### Data lines
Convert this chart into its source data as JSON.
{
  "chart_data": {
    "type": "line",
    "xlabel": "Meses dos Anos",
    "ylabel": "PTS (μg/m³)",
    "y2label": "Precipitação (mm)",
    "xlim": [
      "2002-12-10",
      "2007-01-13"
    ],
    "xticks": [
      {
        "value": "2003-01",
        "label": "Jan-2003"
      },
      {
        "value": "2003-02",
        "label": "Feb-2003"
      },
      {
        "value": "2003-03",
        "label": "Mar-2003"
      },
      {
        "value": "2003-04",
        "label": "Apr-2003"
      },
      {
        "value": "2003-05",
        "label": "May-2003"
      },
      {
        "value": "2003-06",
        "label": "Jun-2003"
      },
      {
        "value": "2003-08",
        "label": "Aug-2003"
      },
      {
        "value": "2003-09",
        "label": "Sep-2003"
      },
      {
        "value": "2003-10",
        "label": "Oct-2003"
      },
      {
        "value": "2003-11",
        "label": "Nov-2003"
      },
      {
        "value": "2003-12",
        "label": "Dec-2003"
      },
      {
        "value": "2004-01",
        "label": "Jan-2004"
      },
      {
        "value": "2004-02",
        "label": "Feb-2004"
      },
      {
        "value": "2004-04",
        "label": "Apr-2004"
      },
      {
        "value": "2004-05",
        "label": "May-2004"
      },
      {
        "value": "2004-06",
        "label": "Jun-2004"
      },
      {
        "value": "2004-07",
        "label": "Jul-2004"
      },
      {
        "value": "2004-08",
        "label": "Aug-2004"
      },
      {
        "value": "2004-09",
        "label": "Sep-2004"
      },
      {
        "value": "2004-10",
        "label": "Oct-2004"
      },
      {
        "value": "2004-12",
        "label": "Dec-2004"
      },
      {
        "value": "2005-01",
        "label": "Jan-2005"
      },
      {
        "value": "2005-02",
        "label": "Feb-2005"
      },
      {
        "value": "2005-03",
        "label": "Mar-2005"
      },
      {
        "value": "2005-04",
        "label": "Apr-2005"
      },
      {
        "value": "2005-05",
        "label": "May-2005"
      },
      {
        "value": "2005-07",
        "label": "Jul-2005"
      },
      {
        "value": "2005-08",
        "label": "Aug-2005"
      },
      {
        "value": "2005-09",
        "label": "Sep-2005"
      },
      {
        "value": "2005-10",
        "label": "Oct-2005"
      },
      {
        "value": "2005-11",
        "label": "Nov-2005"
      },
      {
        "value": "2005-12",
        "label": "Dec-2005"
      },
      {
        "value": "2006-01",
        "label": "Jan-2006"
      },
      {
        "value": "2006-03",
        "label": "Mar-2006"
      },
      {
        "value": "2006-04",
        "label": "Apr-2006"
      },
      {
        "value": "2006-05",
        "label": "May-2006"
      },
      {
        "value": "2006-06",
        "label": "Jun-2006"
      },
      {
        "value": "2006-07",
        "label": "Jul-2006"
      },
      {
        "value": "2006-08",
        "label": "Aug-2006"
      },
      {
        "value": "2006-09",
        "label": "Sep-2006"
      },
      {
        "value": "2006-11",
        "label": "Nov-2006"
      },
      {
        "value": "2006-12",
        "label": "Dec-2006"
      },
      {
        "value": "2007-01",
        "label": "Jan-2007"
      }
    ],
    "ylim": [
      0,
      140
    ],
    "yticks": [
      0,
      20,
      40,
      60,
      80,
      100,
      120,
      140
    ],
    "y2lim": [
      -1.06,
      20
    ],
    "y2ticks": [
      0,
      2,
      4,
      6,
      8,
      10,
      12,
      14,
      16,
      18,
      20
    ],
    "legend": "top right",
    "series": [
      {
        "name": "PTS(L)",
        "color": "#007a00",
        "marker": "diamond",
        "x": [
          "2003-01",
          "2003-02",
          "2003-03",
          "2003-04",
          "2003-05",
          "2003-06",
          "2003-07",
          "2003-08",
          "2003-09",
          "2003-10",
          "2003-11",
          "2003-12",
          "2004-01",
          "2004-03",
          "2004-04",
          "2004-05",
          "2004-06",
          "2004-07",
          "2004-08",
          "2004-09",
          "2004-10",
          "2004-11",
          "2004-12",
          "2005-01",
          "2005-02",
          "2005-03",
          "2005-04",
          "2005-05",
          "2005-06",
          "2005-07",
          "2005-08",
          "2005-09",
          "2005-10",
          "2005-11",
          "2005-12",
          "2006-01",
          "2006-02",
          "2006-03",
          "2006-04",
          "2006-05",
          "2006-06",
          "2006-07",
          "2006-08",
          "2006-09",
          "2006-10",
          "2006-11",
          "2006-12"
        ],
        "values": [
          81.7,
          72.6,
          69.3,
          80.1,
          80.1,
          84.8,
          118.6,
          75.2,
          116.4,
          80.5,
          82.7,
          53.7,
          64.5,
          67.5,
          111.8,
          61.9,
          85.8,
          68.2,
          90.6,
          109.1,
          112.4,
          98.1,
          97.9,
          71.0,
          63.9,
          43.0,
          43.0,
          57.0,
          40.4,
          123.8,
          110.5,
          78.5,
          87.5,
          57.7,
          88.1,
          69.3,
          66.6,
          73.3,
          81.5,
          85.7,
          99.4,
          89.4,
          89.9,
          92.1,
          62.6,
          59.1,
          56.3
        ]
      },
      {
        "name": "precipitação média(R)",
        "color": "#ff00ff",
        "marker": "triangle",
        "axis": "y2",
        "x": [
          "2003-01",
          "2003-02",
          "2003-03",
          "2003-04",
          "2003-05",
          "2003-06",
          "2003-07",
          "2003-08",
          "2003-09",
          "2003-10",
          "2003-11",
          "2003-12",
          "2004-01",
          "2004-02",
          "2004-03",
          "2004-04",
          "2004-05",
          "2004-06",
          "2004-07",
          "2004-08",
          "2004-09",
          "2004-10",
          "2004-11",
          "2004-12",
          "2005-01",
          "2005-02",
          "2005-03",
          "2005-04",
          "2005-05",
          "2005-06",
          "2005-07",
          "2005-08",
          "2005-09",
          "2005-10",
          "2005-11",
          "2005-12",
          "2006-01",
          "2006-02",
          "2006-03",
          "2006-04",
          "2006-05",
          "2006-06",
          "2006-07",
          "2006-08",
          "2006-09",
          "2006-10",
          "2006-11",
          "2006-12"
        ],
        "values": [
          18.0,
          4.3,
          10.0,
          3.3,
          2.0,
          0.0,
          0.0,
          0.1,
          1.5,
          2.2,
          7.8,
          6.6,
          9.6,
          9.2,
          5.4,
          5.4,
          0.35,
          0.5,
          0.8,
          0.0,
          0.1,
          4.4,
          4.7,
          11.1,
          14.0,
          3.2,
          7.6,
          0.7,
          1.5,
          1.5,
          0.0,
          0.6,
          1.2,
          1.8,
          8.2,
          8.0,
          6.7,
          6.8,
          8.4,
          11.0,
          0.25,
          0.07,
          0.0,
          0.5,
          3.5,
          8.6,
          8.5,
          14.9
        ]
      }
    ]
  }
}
######
Task instructions: All of the entries above must be quoted exactly.

Result of the task:
Convert this chart into its source data as JSON.
{
  "chart_data": {
    "type": "line",
    "xlabel": "Meses dos Anos",
    "ylabel": "PTS (μg/m³)",
    "y2label": "Precipitação (mm)",
    "xlim": [
      "2002-12-10",
      "2007-01-13"
    ],
    "xticks": [
      {
        "value": "2003-01",
        "label": "Jan-2003"
      },
      {
        "value": "2003-02",
        "label": "Feb-2003"
      },
      {
        "value": "2003-03",
        "label": "Mar-2003"
      },
      {
        "value": "2003-04",
        "label": "Apr-2003"
      },
      {
        "value": "2003-05",
        "label": "May-2003"
      },
      {
        "value": "2003-06",
        "label": "Jun-2003"
      },
      {
        "value": "2003-08",
        "label": "Aug-2003"
      },
      {
        "value": "2003-09",
        "label": "Sep-2003"
      },
      {
        "value": "2003-10",
        "label": "Oct-2003"
      },
      {
        "value": "2003-11",
        "label": "Nov-2003"
      },
      {
        "value": "2003-12",
        "label": "Dec-2003"
      },
      {
        "value": "2004-01",
        "label": "Jan-2004"
      },
      {
        "value": "2004-02",
        "label": "Feb-2004"
      },
      {
        "value": "2004-04",
        "label": "Apr-2004"
      },
      {
        "value": "2004-05",
        "label": "May-2004"
      },
      {
        "value": "2004-06",
        "label": "Jun-2004"
      },
      {
        "value": "2004-07",
        "label": "Jul-2004"
      },
      {
        "value": "2004-08",
        "label": "Aug-2004"
      },
      {
        "value": "2004-09",
        "label": "Sep-2004"
      },
      {
        "value": "2004-10",
        "label": "Oct-2004"
      },
      {
        "value": "2004-12",
        "label": "Dec-2004"
      },
      {
        "value": "2005-01",
        "label": "Jan-2005"
      },
      {
        "value": "2005-02",
        "label": "Feb-2005"
      },
      {
        "value": "2005-03",
        "label": "Mar-2005"
      },
      {
        "value": "2005-04",
        "label": "Apr-2005"
      },
      {
        "value": "2005-05",
        "label": "May-2005"
      },
      {
        "value": "2005-07",
        "label": "Jul-2005"
      },
      {
        "value": "2005-08",
        "label": "Aug-2005"
      },
      {
        "value": "2005-09",
        "label": "Sep-2005"
      },
      {
        "value": "2005-10",
        "label": "Oct-2005"
      },
      {
        "value": "2005-11",
        "label": "Nov-2005"
      },
      {
        "value": "2005-12",
        "label": "Dec-2005"
      },
      {
        "value": "2006-01",
        "label": "Jan-2006"
      },
      {
        "value": "2006-03",
        "label": "Mar-2006"
      },
      {
        "value": "2006-04",
        "label": "Apr-2006"
      },
      {
        "value": "2006-05",
        "label": "May-2006"
      },
      {
        "value": "2006-06",
        "label": "Jun-2006"
      },
      {
        "value": "2006-07",
        "label": "Jul-2006"
      },
      {
        "value": "2006-08",
        "label": "Aug-2006"
      },
      {
        "value": "2006-09",
        "label": "Sep-2006"
      },
      {
        "value": "2006-11",
        "label": "Nov-2006"
      },
      {
        "value": "2006-12",
        "label": "Dec-2006"
      },
      {
        "value": "2007-01",
        "label": "Jan-2007"
      }
    ],
    "ylim": [
      0,
      140
    ],
    "yticks": [
      0,
      20,
      40,
      60,
      80,
      100,
      120,
      140
    ],
    "y2lim": [
      -1.06,
      20
    ],
    "y2ticks": [
      0,
      2,
      4,
      6,
      8,
      10,
      12,
      14,
      16,
      18,
      20
    ],
    "legend": "top right",
    "series": [
      {
        "name": "PTS(L)",
        "color": "#007a00",
        "marker": "diamond",
        "x": [
          "2003-01",
          "2003-02",
          "2003-03",
          "2003-04",
          "2003-05",
          "2003-06",
          "2003-07",
          "2003-08",
          "2003-09",
          "2003-10",
          "2003-11",
          "2003-12",
          "2004-01",
          "2004-03",
          "2004-04",
          "2004-05",
          "2004-06",
          "2004-07",
          "2004-08",
          "2004-09",
          "2004-10",
          "2004-11",
          "2004-12",
          "2005-01",
          "2005-02",
          "2005-03",
          "2005-04",
          "2005-05",
          "2005-06",
          "2005-07",
          "2005-08",
          "2005-09",
          "2005-10",
          "2005-11",
          "2005-12",
          "2006-01",
          "2006-02",
          "2006-03",
          "2006-04",
          "2006-05",
          "2006-06",
          "2006-07",
          "2006-08",
          "2006-09",
          "2006-10",
          "2006-11",
          "2006-12"
        ],
        "values": [
          81.7,
          72.6,
          69.3,
          80.1,
          80.1,
          84.8,
          118.6,
          75.2,
          116.4,
          80.5,
          82.7,
          53.7,
          64.5,
          67.5,
          111.8,
          61.9,
          85.8,
          68.2,
          90.6,
          109.1,
          112.4,
          98.1,
          97.9,
          71.0,
          63.9,
          43.0,
          43.0,
          57.0,
          40.4,
          123.8,
          110.5,
          78.5,
          87.5,
          57.7,
          88.1,
          69.3,
          66.6,
          73.3,
          81.5,
          85.7,
          99.4,
          89.4,
          89.9,
          92.1,
          62.6,
          59.1,
          56.3
        ]
      },
      {
        "name": "precipitação média(R)",
        "color": "#ff00ff",
        "marker": "triangle",
        "axis": "y2",
        "x": [
          "2003-01",
          "2003-02",
          "2003-03",
          "2003-04",
          "2003-05",
          "2003-06",
          "2003-07",
          "2003-08",
          "2003-09",
          "2003-10",
          "2003-11",
          "2003-12",
          "2004-01",
          "2004-02",
          "2004-03",
          "2004-04",
          "2004-05",
          "2004-06",
          "2004-07",
          "2004-08",
          "2004-09",
          "2004-10",
          "2004-11",
          "2004-12",
          "2005-01",
          "2005-02",
          "2005-03",
          "2005-04",
          "2005-05",
          "2005-06",
          "2005-07",
          "2005-08",
          "2005-09",
          "2005-10",
          "2005-11",
          "2005-12",
          "2006-01",
          "2006-02",
          "2006-03",
          "2006-04",
          "2006-05",
          "2006-06",
          "2006-07",
          "2006-08",
          "2006-09",
          "2006-10",
          "2006-11",
          "2006-12"
        ],
        "values": [
          18.0,
          4.3,
          10.0,
          3.3,
          2.0,
          0.0,
          0.0,
          0.1,
          1.5,
          2.2,
          7.8,
          6.6,
          9.6,
          9.2,
          5.4,
          5.4,
          0.35,
          0.5,
          0.8,
          0.0,
          0.1,
          4.4,
          4.7,
          11.1,
          14.0,
          3.2,
          7.6,
          0.7,
          1.5,
          1.5,
          0.0,
          0.6,
          1.2,
          1.8,
          8.2,
          8.0,
          6.7,
          6.8,
          8.4,
          11.0,
          0.25,
          0.07,
          0.0,
          0.5,
          3.5,
          8.6,
          8.5,
          14.9
        ]
      }
    ]
  }
}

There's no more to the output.